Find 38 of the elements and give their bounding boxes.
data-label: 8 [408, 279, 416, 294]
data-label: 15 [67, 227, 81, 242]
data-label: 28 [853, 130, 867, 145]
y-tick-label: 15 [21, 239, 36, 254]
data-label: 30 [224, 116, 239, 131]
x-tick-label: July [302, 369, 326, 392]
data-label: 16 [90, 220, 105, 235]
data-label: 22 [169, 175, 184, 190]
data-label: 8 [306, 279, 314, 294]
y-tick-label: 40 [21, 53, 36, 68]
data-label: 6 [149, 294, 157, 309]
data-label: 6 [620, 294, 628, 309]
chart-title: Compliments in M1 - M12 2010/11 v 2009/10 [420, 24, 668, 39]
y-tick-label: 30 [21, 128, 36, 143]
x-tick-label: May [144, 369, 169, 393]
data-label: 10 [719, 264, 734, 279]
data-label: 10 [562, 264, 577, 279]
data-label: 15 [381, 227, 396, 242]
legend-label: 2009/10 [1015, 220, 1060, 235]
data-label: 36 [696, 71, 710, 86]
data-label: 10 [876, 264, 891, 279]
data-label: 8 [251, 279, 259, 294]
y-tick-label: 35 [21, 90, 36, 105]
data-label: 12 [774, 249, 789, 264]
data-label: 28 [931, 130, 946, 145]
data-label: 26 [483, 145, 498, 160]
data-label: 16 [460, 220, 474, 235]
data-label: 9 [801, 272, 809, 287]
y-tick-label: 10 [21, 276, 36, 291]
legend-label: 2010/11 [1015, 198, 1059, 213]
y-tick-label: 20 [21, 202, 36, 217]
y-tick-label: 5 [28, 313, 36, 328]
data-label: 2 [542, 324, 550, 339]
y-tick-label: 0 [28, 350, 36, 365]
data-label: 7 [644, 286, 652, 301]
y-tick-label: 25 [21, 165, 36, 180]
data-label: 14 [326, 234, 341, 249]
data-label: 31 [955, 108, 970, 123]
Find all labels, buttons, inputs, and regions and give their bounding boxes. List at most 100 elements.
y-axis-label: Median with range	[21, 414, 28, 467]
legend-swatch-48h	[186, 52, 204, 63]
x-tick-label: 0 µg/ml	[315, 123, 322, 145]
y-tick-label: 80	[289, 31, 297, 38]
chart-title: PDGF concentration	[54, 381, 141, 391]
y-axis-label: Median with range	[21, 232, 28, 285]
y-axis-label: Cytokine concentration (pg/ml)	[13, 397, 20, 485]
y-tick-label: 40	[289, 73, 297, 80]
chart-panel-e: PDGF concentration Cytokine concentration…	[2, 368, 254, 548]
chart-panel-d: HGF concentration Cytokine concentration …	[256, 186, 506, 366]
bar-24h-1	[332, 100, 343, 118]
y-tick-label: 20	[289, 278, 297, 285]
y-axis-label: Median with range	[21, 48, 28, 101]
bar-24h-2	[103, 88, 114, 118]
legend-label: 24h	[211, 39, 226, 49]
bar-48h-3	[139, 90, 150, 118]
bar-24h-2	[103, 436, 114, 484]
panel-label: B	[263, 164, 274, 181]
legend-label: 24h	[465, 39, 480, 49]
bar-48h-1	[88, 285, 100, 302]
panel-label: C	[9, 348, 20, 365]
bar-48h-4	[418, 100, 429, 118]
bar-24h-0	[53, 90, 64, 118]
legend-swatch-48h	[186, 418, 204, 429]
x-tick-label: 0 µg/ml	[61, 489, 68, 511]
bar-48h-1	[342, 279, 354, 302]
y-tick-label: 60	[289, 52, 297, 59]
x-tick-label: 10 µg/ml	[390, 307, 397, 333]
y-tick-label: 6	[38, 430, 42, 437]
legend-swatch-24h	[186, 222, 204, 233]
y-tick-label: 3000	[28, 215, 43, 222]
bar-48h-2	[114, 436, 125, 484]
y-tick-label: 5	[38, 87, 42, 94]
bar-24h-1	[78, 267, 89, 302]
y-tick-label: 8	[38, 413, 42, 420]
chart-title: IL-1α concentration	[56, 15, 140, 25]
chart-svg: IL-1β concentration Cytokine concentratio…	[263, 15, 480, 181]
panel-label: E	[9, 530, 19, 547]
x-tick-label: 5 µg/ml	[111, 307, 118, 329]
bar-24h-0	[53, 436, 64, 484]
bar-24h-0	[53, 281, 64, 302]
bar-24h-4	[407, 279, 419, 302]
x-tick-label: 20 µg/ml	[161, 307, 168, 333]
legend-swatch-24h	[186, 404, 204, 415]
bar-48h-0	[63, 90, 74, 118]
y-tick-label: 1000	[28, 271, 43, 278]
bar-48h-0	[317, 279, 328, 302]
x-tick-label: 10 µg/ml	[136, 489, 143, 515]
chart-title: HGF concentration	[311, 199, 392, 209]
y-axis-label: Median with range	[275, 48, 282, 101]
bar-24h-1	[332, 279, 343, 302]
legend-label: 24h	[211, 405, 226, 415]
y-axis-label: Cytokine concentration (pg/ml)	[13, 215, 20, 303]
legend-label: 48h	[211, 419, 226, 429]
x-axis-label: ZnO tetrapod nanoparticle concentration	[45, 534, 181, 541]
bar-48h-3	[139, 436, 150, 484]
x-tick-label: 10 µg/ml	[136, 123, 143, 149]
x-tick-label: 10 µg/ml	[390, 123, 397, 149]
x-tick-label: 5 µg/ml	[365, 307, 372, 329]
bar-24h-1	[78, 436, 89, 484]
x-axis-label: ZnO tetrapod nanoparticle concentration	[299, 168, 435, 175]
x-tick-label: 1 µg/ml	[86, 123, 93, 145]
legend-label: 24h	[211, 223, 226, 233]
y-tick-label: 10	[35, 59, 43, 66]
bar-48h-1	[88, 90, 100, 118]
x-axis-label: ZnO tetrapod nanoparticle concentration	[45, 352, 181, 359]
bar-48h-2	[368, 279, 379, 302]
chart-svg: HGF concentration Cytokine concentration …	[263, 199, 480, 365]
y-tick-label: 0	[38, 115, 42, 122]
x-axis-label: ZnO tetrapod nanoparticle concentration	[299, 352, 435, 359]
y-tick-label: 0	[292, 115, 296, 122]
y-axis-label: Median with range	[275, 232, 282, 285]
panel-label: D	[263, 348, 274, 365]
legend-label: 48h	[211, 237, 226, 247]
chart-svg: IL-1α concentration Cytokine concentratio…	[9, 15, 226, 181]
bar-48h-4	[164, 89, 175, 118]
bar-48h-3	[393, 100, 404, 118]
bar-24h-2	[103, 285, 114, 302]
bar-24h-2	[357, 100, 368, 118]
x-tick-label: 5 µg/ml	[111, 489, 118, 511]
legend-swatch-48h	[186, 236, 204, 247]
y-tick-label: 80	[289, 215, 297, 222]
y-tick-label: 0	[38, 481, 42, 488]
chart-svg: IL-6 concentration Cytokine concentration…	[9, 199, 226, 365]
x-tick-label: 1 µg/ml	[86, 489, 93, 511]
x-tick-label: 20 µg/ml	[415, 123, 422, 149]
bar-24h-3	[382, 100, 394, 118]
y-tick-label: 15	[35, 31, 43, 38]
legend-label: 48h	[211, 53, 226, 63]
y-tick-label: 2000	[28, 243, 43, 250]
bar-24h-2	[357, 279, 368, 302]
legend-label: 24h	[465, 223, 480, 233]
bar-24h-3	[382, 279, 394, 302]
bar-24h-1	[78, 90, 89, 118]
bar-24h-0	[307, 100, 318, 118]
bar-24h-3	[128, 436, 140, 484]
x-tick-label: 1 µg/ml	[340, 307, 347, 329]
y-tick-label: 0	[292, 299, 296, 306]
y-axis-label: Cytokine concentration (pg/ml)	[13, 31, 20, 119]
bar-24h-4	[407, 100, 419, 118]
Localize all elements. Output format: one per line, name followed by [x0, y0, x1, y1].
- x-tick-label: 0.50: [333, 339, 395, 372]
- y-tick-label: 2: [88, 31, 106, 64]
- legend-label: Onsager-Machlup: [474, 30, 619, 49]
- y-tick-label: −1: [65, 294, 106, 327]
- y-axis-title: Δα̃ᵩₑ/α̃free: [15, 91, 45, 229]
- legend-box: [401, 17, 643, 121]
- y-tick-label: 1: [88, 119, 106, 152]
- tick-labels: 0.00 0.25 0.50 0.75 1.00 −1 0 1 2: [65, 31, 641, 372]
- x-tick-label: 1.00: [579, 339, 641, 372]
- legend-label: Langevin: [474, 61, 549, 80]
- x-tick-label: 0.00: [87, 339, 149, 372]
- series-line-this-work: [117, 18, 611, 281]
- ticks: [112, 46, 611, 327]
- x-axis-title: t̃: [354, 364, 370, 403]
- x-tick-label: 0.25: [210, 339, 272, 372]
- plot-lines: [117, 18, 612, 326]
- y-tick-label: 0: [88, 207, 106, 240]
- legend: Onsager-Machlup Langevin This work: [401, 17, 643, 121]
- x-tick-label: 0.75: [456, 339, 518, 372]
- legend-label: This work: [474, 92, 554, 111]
+ + + + +
Copy the data from its first line through the line containing "data-label: 8 [306, 279, 314, 294]", replacing "July" with "August" and leaving everything else unchanged.

REPLY TO THE EXERCISE
Find 38 of the elements and give their bounding boxes.
data-label: 8 [408, 279, 416, 294]
data-label: 15 [67, 227, 81, 242]
data-label: 28 [853, 130, 867, 145]
y-tick-label: 15 [21, 239, 36, 254]
data-label: 30 [224, 116, 239, 131]
x-tick-label: August [302, 369, 326, 392]
data-label: 16 [90, 220, 105, 235]
data-label: 22 [169, 175, 184, 190]
data-label: 8 [306, 279, 314, 294]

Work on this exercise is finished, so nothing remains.